▶ _Extracted data_
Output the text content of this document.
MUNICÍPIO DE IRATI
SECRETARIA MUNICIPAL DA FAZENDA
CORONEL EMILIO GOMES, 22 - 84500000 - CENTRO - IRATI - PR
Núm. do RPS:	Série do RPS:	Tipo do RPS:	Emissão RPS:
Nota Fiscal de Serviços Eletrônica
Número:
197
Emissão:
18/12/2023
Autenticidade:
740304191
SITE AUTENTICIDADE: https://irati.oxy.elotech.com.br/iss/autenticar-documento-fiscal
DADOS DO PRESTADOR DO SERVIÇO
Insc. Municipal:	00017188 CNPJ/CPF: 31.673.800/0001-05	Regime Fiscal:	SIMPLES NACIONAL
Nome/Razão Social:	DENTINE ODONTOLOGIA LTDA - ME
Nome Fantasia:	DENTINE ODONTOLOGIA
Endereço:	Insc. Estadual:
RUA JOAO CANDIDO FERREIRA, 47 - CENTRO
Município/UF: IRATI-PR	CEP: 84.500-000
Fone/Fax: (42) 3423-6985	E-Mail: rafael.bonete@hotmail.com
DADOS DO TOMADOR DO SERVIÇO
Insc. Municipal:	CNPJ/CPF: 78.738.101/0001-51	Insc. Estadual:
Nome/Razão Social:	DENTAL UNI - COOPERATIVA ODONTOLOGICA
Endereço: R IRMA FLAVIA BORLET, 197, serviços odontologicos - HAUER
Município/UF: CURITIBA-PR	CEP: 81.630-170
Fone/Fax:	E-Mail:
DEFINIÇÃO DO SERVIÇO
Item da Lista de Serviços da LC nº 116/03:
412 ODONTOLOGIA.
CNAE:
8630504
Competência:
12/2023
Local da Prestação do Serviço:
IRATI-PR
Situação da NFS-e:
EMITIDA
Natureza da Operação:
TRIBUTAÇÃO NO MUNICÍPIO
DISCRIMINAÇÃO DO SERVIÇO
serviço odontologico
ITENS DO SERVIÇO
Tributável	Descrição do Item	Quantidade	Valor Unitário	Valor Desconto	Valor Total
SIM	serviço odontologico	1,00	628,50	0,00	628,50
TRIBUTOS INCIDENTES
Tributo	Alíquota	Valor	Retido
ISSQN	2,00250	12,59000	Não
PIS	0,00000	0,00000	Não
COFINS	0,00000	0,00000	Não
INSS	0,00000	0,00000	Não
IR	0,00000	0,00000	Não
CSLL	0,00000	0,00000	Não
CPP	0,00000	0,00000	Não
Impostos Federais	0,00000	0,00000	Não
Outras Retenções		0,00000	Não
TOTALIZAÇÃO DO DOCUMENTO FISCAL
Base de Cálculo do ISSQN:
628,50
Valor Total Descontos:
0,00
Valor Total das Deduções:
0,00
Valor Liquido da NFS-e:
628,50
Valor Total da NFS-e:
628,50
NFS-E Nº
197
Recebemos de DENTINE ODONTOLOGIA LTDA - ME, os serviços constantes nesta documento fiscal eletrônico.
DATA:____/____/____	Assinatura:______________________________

▶ _What you need to do_
Every entry must be quoted exactly as it appears above.

▶ _Result of the exercise_
Output the text content of this document.
MUNICÍPIO DE IRATI
SECRETARIA MUNICIPAL DA FAZENDA
CORONEL EMILIO GOMES, 22 - 84500000 - CENTRO - IRATI - PR
Núm. do RPS:	Série do RPS:	Tipo do RPS:	Emissão RPS:
Nota Fiscal de Serviços Eletrônica
Número:
197
Emissão:
18/12/2023
Autenticidade:
740304191
SITE AUTENTICIDADE: https://irati.oxy.elotech.com.br/iss/autenticar-documento-fiscal
DADOS DO PRESTADOR DO SERVIÇO
Insc. Municipal:	00017188 CNPJ/CPF: 31.673.800/0001-05	Regime Fiscal:	SIMPLES NACIONAL
Nome/Razão Social:	DENTINE ODONTOLOGIA LTDA - ME
Nome Fantasia:	DENTINE ODONTOLOGIA
Endereço:	Insc. Estadual:
RUA JOAO CANDIDO FERREIRA, 47 - CENTRO
Município/UF: IRATI-PR	CEP: 84.500-000
Fone/Fax: (42) 3423-6985	E-Mail: rafael.bonete@hotmail.com
DADOS DO TOMADOR DO SERVIÇO
Insc. Municipal:	CNPJ/CPF: 78.738.101/0001-51	Insc. Estadual:
Nome/Razão Social:	DENTAL UNI - COOPERATIVA ODONTOLOGICA
Endereço: R IRMA FLAVIA BORLET, 197, serviços odontologicos - HAUER
Município/UF: CURITIBA-PR	CEP: 81.630-170
Fone/Fax:	E-Mail:
DEFINIÇÃO DO SERVIÇO
Item da Lista de Serviços da LC nº 116/03:
412 ODONTOLOGIA.
CNAE:
8630504
Competência:
12/2023
Local da Prestação do Serviço:
IRATI-PR
Situação da NFS-e:
EMITIDA
Natureza da Operação:
TRIBUTAÇÃO NO MUNICÍPIO
DISCRIMINAÇÃO DO SERVIÇO
serviço odontologico
ITENS DO SERVIÇO
Tributável	Descrição do Item	Quantidade	Valor Unitário	Valor Desconto	Valor Total
SIM	serviço odontologico	1,00	628,50	0,00	628,50
TRIBUTOS INCIDENTES
Tributo	Alíquota	Valor	Retido
ISSQN	2,00250	12,59000	Não
PIS	0,00000	0,00000	Não
COFINS	0,00000	0,00000	Não
INSS	0,00000	0,00000	Não
IR	0,00000	0,00000	Não
CSLL	0,00000	0,00000	Não
CPP	0,00000	0,00000	Não
Impostos Federais	0,00000	0,00000	Não
Outras Retenções		0,00000	Não
TOTALIZAÇÃO DO DOCUMENTO FISCAL
Base de Cálculo do ISSQN:
628,50
Valor Total Descontos:
0,00
Valor Total das Deduções:
0,00
Valor Liquido da NFS-e:
628,50
Valor Total da NFS-e:
628,50
NFS-E Nº
197
Recebemos de DENTINE ODONTOLOGIA LTDA - ME, os serviços constantes nesta documento fiscal eletrônico.
DATA:____/____/____	Assinatura:______________________________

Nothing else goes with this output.